-------- Material shown

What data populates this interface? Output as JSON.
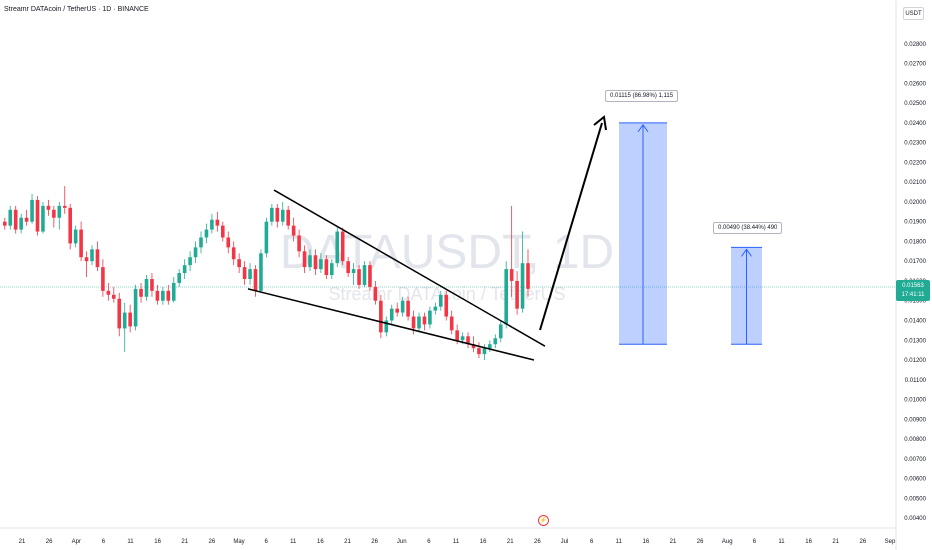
{
  "header": {
    "symbol_line": "Streamr DATAcoin / TetherUS · 1D · BINANCE",
    "currency": "USDT"
  },
  "watermark": {
    "ticker": "DATAUSDT, 1D",
    "name": "Streamr DATAcoin / TetherUS"
  },
  "last_price": {
    "value": "0.01563",
    "countdown": "17:41:11"
  },
  "colors": {
    "up": "#22ab94",
    "down": "#f23645",
    "target_zone": "#2962ff",
    "pattern_line": "#000000"
  },
  "annotations": {
    "target_1": "0.01115 (86.98%) 1,115",
    "target_2": "0.00490 (38.44%) 490"
  },
  "event_icon": "lightning-icon",
  "chart_data": {
    "type": "candlestick",
    "y_ticks": [
      "0.02800",
      "0.02700",
      "0.02600",
      "0.02500",
      "0.02400",
      "0.02300",
      "0.02200",
      "0.02100",
      "0.02000",
      "0.01900",
      "0.01800",
      "0.01700",
      "0.01600",
      "0.01500",
      "0.01400",
      "0.01300",
      "0.01200",
      "0.01100",
      "0.01000",
      "0.00900",
      "0.00800",
      "0.00700",
      "0.00600",
      "0.00500",
      "0.00400"
    ],
    "x_ticks": [
      "21",
      "26",
      "Apr",
      "6",
      "11",
      "16",
      "21",
      "26",
      "May",
      "6",
      "11",
      "16",
      "21",
      "26",
      "Jun",
      "6",
      "11",
      "16",
      "21",
      "26",
      "Jul",
      "6",
      "11",
      "16",
      "21",
      "26",
      "Aug",
      "6",
      "11",
      "16",
      "21",
      "26",
      "Sep"
    ],
    "ylim": [
      0.0035,
      0.0288
    ],
    "candles": [
      [
        0.019,
        0.0192,
        0.0186,
        0.0188
      ],
      [
        0.0188,
        0.0198,
        0.0186,
        0.0196
      ],
      [
        0.0196,
        0.0198,
        0.0184,
        0.0186
      ],
      [
        0.0186,
        0.0194,
        0.0184,
        0.0192
      ],
      [
        0.0192,
        0.0196,
        0.0188,
        0.019
      ],
      [
        0.019,
        0.0204,
        0.0189,
        0.0201
      ],
      [
        0.0201,
        0.0203,
        0.0183,
        0.0185
      ],
      [
        0.0185,
        0.02,
        0.0184,
        0.0198
      ],
      [
        0.0198,
        0.0201,
        0.0193,
        0.0196
      ],
      [
        0.0196,
        0.0198,
        0.0187,
        0.0192
      ],
      [
        0.0192,
        0.02,
        0.0186,
        0.0198
      ],
      [
        0.0198,
        0.0208,
        0.0194,
        0.0197
      ],
      [
        0.0197,
        0.0199,
        0.0176,
        0.0179
      ],
      [
        0.0179,
        0.0188,
        0.0177,
        0.0186
      ],
      [
        0.0186,
        0.019,
        0.017,
        0.0172
      ],
      [
        0.0172,
        0.0175,
        0.0162,
        0.017
      ],
      [
        0.017,
        0.0178,
        0.0168,
        0.0176
      ],
      [
        0.0176,
        0.018,
        0.0165,
        0.0167
      ],
      [
        0.0167,
        0.0171,
        0.0152,
        0.0155
      ],
      [
        0.0155,
        0.0159,
        0.015,
        0.0153
      ],
      [
        0.0153,
        0.0157,
        0.0149,
        0.0151
      ],
      [
        0.0151,
        0.0154,
        0.0132,
        0.0136
      ],
      [
        0.0136,
        0.0149,
        0.0124,
        0.0144
      ],
      [
        0.0144,
        0.0148,
        0.0134,
        0.0137
      ],
      [
        0.0137,
        0.0158,
        0.0135,
        0.0156
      ],
      [
        0.0156,
        0.0159,
        0.0149,
        0.0152
      ],
      [
        0.0152,
        0.0163,
        0.015,
        0.0161
      ],
      [
        0.0161,
        0.0164,
        0.0152,
        0.0155
      ],
      [
        0.0155,
        0.0158,
        0.0148,
        0.015
      ],
      [
        0.015,
        0.0157,
        0.0148,
        0.0155
      ],
      [
        0.0155,
        0.0158,
        0.0148,
        0.015
      ],
      [
        0.015,
        0.0162,
        0.0149,
        0.0159
      ],
      [
        0.0159,
        0.0166,
        0.0157,
        0.0164
      ],
      [
        0.0164,
        0.0171,
        0.0161,
        0.0168
      ],
      [
        0.0168,
        0.0175,
        0.0165,
        0.0172
      ],
      [
        0.0172,
        0.018,
        0.0169,
        0.0177
      ],
      [
        0.0177,
        0.0185,
        0.0174,
        0.0182
      ],
      [
        0.0182,
        0.0189,
        0.0179,
        0.0186
      ],
      [
        0.0186,
        0.0194,
        0.0184,
        0.0191
      ],
      [
        0.0191,
        0.0195,
        0.0185,
        0.0188
      ],
      [
        0.0188,
        0.019,
        0.018,
        0.0182
      ],
      [
        0.0182,
        0.0185,
        0.0174,
        0.0177
      ],
      [
        0.0177,
        0.018,
        0.0168,
        0.0171
      ],
      [
        0.0171,
        0.0174,
        0.0164,
        0.0167
      ],
      [
        0.0167,
        0.017,
        0.0158,
        0.0161
      ],
      [
        0.0161,
        0.0169,
        0.0158,
        0.0166
      ],
      [
        0.0166,
        0.0168,
        0.0152,
        0.0155
      ],
      [
        0.0155,
        0.0176,
        0.0154,
        0.0174
      ],
      [
        0.0174,
        0.0192,
        0.0172,
        0.019
      ],
      [
        0.019,
        0.0199,
        0.0188,
        0.0197
      ],
      [
        0.0197,
        0.0199,
        0.0187,
        0.019
      ],
      [
        0.019,
        0.02,
        0.0188,
        0.0196
      ],
      [
        0.0196,
        0.0198,
        0.0186,
        0.0188
      ],
      [
        0.0188,
        0.0192,
        0.018,
        0.0183
      ],
      [
        0.0183,
        0.0186,
        0.0172,
        0.0175
      ],
      [
        0.0175,
        0.0178,
        0.0164,
        0.0167
      ],
      [
        0.0167,
        0.0176,
        0.0165,
        0.0173
      ],
      [
        0.0173,
        0.0176,
        0.0163,
        0.0166
      ],
      [
        0.0166,
        0.0174,
        0.0164,
        0.0171
      ],
      [
        0.0171,
        0.0173,
        0.0161,
        0.0163
      ],
      [
        0.0163,
        0.0171,
        0.0161,
        0.0169
      ],
      [
        0.0169,
        0.0187,
        0.0167,
        0.0185
      ],
      [
        0.0185,
        0.0187,
        0.0168,
        0.017
      ],
      [
        0.017,
        0.0172,
        0.0162,
        0.0164
      ],
      [
        0.0164,
        0.0169,
        0.0158,
        0.0166
      ],
      [
        0.0166,
        0.0168,
        0.0156,
        0.0158
      ],
      [
        0.0158,
        0.017,
        0.0157,
        0.0168
      ],
      [
        0.0168,
        0.017,
        0.0155,
        0.0157
      ],
      [
        0.0157,
        0.016,
        0.0148,
        0.015
      ],
      [
        0.015,
        0.0153,
        0.0131,
        0.0134
      ],
      [
        0.0134,
        0.0142,
        0.0132,
        0.014
      ],
      [
        0.014,
        0.0148,
        0.0138,
        0.0146
      ],
      [
        0.0146,
        0.0149,
        0.0142,
        0.0144
      ],
      [
        0.0144,
        0.0152,
        0.0142,
        0.015
      ],
      [
        0.015,
        0.0152,
        0.014,
        0.0142
      ],
      [
        0.0142,
        0.0145,
        0.0133,
        0.0136
      ],
      [
        0.0136,
        0.0144,
        0.0134,
        0.0142
      ],
      [
        0.0142,
        0.0144,
        0.0135,
        0.0138
      ],
      [
        0.0138,
        0.0147,
        0.0136,
        0.0145
      ],
      [
        0.0145,
        0.0149,
        0.0143,
        0.0147
      ],
      [
        0.0147,
        0.0155,
        0.0145,
        0.0153
      ],
      [
        0.0153,
        0.0155,
        0.014,
        0.0142
      ],
      [
        0.0142,
        0.0145,
        0.0133,
        0.0135
      ],
      [
        0.0135,
        0.0138,
        0.0128,
        0.013
      ],
      [
        0.013,
        0.0134,
        0.0128,
        0.0132
      ],
      [
        0.0132,
        0.0134,
        0.0126,
        0.0128
      ],
      [
        0.0128,
        0.0132,
        0.0124,
        0.0126
      ],
      [
        0.0126,
        0.0129,
        0.0121,
        0.0123
      ],
      [
        0.0123,
        0.0128,
        0.012,
        0.0126
      ],
      [
        0.0126,
        0.013,
        0.0124,
        0.0128
      ],
      [
        0.0128,
        0.0133,
        0.0126,
        0.0131
      ],
      [
        0.0131,
        0.014,
        0.0129,
        0.0138
      ],
      [
        0.0138,
        0.017,
        0.0136,
        0.0166
      ],
      [
        0.0166,
        0.0198,
        0.0152,
        0.016
      ],
      [
        0.016,
        0.0165,
        0.0143,
        0.0146
      ],
      [
        0.0146,
        0.0185,
        0.0144,
        0.0169
      ],
      [
        0.0169,
        0.0176,
        0.0152,
        0.0156
      ]
    ],
    "pattern": {
      "upper_line": [
        [
          0.0187,
          0.019
        ],
        [
          0.0136,
          0.0132
        ]
      ],
      "lower_line": [
        [
          0.0155,
          0.0152
        ],
        [
          0.0129,
          0.012
        ]
      ]
    },
    "targets": [
      {
        "label": "0.01115 (86.98%) 1,115",
        "from": 0.0128,
        "to": 0.024
      },
      {
        "label": "0.00490 (38.44%) 490",
        "from": 0.0128,
        "to": 0.0177
      }
    ],
    "current_price": 0.01563,
    "grid": false,
    "legend": "none"
  }
}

----------------

From the entries above, extract every line where the word "Streamr" appears.

(Task result)
    "symbol_line": "Streamr DATAcoin / TetherUS · 1D · BINANCE",
    "name": "Streamr DATAcoin / TetherUS"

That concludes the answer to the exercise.